>>>>>

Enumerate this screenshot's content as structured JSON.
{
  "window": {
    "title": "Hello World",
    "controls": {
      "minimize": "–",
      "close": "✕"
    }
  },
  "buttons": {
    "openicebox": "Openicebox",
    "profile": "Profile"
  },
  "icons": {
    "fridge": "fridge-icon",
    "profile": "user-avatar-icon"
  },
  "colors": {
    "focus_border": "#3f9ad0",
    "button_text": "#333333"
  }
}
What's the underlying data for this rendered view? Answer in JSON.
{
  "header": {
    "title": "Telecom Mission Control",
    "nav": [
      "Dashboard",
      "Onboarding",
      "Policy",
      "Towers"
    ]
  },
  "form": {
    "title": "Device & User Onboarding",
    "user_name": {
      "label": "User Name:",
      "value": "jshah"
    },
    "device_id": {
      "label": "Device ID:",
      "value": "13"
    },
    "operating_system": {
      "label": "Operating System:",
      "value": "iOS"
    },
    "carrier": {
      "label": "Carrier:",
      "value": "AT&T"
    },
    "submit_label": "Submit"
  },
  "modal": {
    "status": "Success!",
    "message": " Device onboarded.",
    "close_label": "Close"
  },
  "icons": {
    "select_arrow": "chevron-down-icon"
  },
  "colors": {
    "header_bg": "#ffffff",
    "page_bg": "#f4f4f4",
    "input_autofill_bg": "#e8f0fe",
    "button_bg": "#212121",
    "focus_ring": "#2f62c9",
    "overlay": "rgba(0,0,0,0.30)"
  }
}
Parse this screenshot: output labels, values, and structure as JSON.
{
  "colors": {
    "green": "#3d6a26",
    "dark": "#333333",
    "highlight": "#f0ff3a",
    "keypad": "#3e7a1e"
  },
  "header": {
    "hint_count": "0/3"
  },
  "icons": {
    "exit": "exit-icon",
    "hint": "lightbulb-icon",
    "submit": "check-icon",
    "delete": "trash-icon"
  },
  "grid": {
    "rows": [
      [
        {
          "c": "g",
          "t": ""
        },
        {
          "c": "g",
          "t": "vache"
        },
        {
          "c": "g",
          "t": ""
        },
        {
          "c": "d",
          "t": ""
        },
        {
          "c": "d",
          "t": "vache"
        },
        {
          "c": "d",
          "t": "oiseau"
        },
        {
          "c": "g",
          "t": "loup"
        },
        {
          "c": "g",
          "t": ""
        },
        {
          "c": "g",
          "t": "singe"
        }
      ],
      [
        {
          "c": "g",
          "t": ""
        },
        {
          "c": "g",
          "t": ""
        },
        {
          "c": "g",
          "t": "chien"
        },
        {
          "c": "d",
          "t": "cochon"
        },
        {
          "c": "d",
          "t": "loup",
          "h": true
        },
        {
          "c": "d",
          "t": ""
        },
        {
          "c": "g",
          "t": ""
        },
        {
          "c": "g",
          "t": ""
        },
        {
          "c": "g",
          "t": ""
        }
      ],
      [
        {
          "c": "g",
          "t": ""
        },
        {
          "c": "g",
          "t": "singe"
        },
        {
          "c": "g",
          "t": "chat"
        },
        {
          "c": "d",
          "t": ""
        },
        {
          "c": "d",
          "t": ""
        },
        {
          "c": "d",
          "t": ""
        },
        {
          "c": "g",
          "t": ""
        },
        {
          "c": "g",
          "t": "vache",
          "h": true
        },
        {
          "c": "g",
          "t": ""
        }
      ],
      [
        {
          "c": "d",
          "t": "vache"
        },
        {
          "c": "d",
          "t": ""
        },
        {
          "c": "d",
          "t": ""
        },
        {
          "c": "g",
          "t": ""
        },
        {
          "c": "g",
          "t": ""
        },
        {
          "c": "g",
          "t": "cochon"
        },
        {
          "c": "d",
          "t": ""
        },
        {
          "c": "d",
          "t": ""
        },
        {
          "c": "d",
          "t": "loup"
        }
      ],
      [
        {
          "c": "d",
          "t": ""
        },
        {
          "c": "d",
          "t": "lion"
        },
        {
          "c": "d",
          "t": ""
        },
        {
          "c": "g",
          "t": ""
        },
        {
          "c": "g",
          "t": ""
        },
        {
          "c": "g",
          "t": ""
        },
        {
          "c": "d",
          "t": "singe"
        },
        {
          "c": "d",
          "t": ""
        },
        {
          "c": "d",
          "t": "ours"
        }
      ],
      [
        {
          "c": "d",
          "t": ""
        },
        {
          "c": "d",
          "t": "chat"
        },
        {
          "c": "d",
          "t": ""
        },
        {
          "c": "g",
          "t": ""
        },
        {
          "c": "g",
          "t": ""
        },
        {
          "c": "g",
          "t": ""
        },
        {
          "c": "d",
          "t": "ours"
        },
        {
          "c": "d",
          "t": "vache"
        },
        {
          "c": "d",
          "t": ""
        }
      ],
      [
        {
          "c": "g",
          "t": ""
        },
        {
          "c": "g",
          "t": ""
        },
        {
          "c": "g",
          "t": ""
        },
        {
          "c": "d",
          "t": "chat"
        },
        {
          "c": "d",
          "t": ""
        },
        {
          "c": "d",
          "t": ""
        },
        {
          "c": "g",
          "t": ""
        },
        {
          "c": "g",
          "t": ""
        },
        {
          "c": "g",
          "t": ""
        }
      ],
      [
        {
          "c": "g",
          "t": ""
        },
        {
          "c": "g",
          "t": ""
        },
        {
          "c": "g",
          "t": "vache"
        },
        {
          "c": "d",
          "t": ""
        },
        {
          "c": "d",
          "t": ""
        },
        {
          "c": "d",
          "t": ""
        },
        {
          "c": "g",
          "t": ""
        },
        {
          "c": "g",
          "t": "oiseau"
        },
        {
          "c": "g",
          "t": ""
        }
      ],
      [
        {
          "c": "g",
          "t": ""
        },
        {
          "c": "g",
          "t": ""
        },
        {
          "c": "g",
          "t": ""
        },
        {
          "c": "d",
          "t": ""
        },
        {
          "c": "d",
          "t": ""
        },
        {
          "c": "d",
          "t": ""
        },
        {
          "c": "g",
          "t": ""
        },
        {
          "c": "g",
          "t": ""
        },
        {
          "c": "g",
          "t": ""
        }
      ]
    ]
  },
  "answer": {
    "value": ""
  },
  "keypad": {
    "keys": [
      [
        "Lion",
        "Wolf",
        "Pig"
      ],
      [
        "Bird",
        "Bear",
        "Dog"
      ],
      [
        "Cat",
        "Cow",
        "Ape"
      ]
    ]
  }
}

<<<<<

### STATED EXERCISE
Set out the complete listing exactly as shown.

### ANSWER TO THE TASK
Enumerate this screenshot's content as structured JSON.
{
  "window": {
    "title": "Hello World",
    "controls": {
      "minimize": "–",
      "close": "✕"
    }
  },
  "buttons": {
    "openicebox": "Openicebox",
    "profile": "Profile"
  },
  "icons": {
    "fridge": "fridge-icon",
    "profile": "user-avatar-icon"
  },
  "colors": {
    "focus_border": "#3f9ad0",
    "button_text": "#333333"
  }
}
What's the underlying data for this rendered view? Answer in JSON.
{
  "header": {
    "title": "Telecom Mission Control",
    "nav": [
      "Dashboard",
      "Onboarding",
      "Policy",
      "Towers"
    ]
  },
  "form": {
    "title": "Device & User Onboarding",
    "user_name": {
      "label": "User Name:",
      "value": "jshah"
    },
    "device_id": {
      "label": "Device ID:",
      "value": "13"
    },
    "operating_system": {
      "label": "Operating System:",
      "value": "iOS"
    },
    "carrier": {
      "label": "Carrier:",
      "value": "AT&T"
    },
    "submit_label": "Submit"
  },
  "modal": {
    "status": "Success!",
    "message": " Device onboarded.",
    "close_label": "Close"
  },
  "icons": {
    "select_arrow": "chevron-down-icon"
  },
  "colors": {
    "header_bg": "#ffffff",
    "page_bg": "#f4f4f4",
    "input_autofill_bg": "#e8f0fe",
    "button_bg": "#212121",
    "focus_ring": "#2f62c9",
    "overlay": "rgba(0,0,0,0.30)"
  }
}
Parse this screenshot: output labels, values, and structure as JSON.
{
  "colors": {
    "green": "#3d6a26",
    "dark": "#333333",
    "highlight": "#f0ff3a",
    "keypad": "#3e7a1e"
  },
  "header": {
    "hint_count": "0/3"
  },
  "icons": {
    "exit": "exit-icon",
    "hint": "lightbulb-icon",
    "submit": "check-icon",
    "delete": "trash-icon"
  },
  "grid": {
    "rows": [
      [
        {
          "c": "g",
          "t": ""
        },
        {
          "c": "g",
          "t": "vache"
        },
        {
          "c": "g",
          "t": ""
        },
        {
          "c": "d",
          "t": ""
        },
        {
          "c": "d",
          "t": "vache"
        },
        {
          "c": "d",
          "t": "oiseau"
        },
        {
          "c": "g",
          "t": "loup"
        },
        {
          "c": "g",
          "t": ""
        },
        {
          "c": "g",
          "t": "singe"
        }
      ],
      [
        {
          "c": "g",
          "t": ""
        },
        {
          "c": "g",
          "t": ""
        },
        {
          "c": "g",
          "t": "chien"
        },
        {
          "c": "d",
          "t": "cochon"
        },
        {
          "c": "d",
          "t": "loup",
          "h": true
        },
        {
          "c": "d",
          "t": ""
        },
        {
          "c": "g",
          "t": ""
        },
        {
          "c": "g",
          "t": ""
        },
        {
          "c": "g",
          "t": ""
        }
      ],
      [
        {
          "c": "g",
          "t": ""
        },
        {
          "c": "g",
          "t": "singe"
        },
        {
          "c": "g",
          "t": "chat"
        },
        {
          "c": "d",
          "t": ""
        },
        {
          "c": "d",
          "t": ""
        },
        {
          "c": "d",
          "t": ""
        },
        {
          "c": "g",
          "t": ""
        },
        {
          "c": "g",
          "t": "vache",
          "h": true
        },
        {
          "c": "g",
          "t": ""
        }
      ],
      [
        {
          "c": "d",
          "t": "vache"
        },
        {
          "c": "d",
          "t": ""
        },
        {
          "c": "d",
          "t": ""
        },
        {
          "c": "g",
          "t": ""
        },
        {
          "c": "g",
          "t": ""
        },
        {
          "c": "g",
          "t": "cochon"
        },
        {
          "c": "d",
          "t": ""
        },
        {
          "c": "d",
          "t": ""
        },
        {
          "c": "d",
          "t": "loup"
        }
      ],
      [
        {
          "c": "d",
          "t": ""
        },
        {
          "c": "d",
          "t": "lion"
        },
        {
          "c": "d",
          "t": ""
        },
        {
          "c": "g",
          "t": ""
        },
        {
          "c": "g",
          "t": ""
        },
        {
          "c": "g",
          "t": ""
        },
        {
          "c": "d",
          "t": "singe"
        },
        {
          "c": "d",
          "t": ""
        },
        {
          "c": "d",
          "t": "ours"
        }
      ],
      [
        {
          "c": "d",
          "t": ""
        },
        {
          "c": "d",
          "t": "chat"
        },
        {
          "c": "d",
          "t": ""
        },
        {
          "c": "g",
          "t": ""
        },
        {
          "c": "g",
          "t": ""
        },
        {
          "c": "g",
          "t": ""
        },
        {
          "c": "d",
          "t": "ours"
        },
        {
          "c": "d",
          "t": "vache"
        },
        {
          "c": "d",
          "t": ""
        }
      ],
      [
        {
          "c": "g",
          "t": ""
        },
        {
          "c": "g",
          "t": ""
        },
        {
          "c": "g",
          "t": ""
        },
        {
          "c": "d",
          "t": "chat"
        },
        {
          "c": "d",
          "t": ""
        },
        {
          "c": "d",
          "t": ""
        },
        {
          "c": "g",
          "t": ""
        },
        {
          "c": "g",
          "t": ""
        },
        {
          "c": "g",
          "t": ""
        }
      ],
      [
        {
          "c": "g",
          "t": ""
        },
        {
          "c": "g",
          "t": ""
        },
        {
          "c": "g",
          "t": "vache"
        },
        {
          "c": "d",
          "t": ""
        },
        {
          "c": "d",
          "t": ""
        },
        {
          "c": "d",
          "t": ""
        },
        {
          "c": "g",
          "t": ""
        },
        {
          "c": "g",
          "t": "oiseau"
        },
        {
          "c": "g",
          "t": ""
        }
      ],
      [
        {
          "c": "g",
          "t": ""
        },
        {
          "c": "g",
          "t": ""
        },
        {
          "c": "g",
          "t": ""
        },
        {
          "c": "d",
          "t": ""
        },
        {
          "c": "d",
          "t": ""
        },
        {
          "c": "d",
          "t": ""
        },
        {
          "c": "g",
          "t": ""
        },
        {
          "c": "g",
          "t": ""
        },
        {
          "c": "g",
          "t": ""
        }
      ]
    ]
  },
  "answer": {
    "value": ""
  },
  "keypad": {
    "keys": [
      [
        "Lion",
        "Wolf",
        "Pig"
      ],
      [
        "Bird",
        "Bear",
        "Dog"
      ],
      [
        "Cat",
        "Cow",
        "Ape"
      ]
    ]
  }
}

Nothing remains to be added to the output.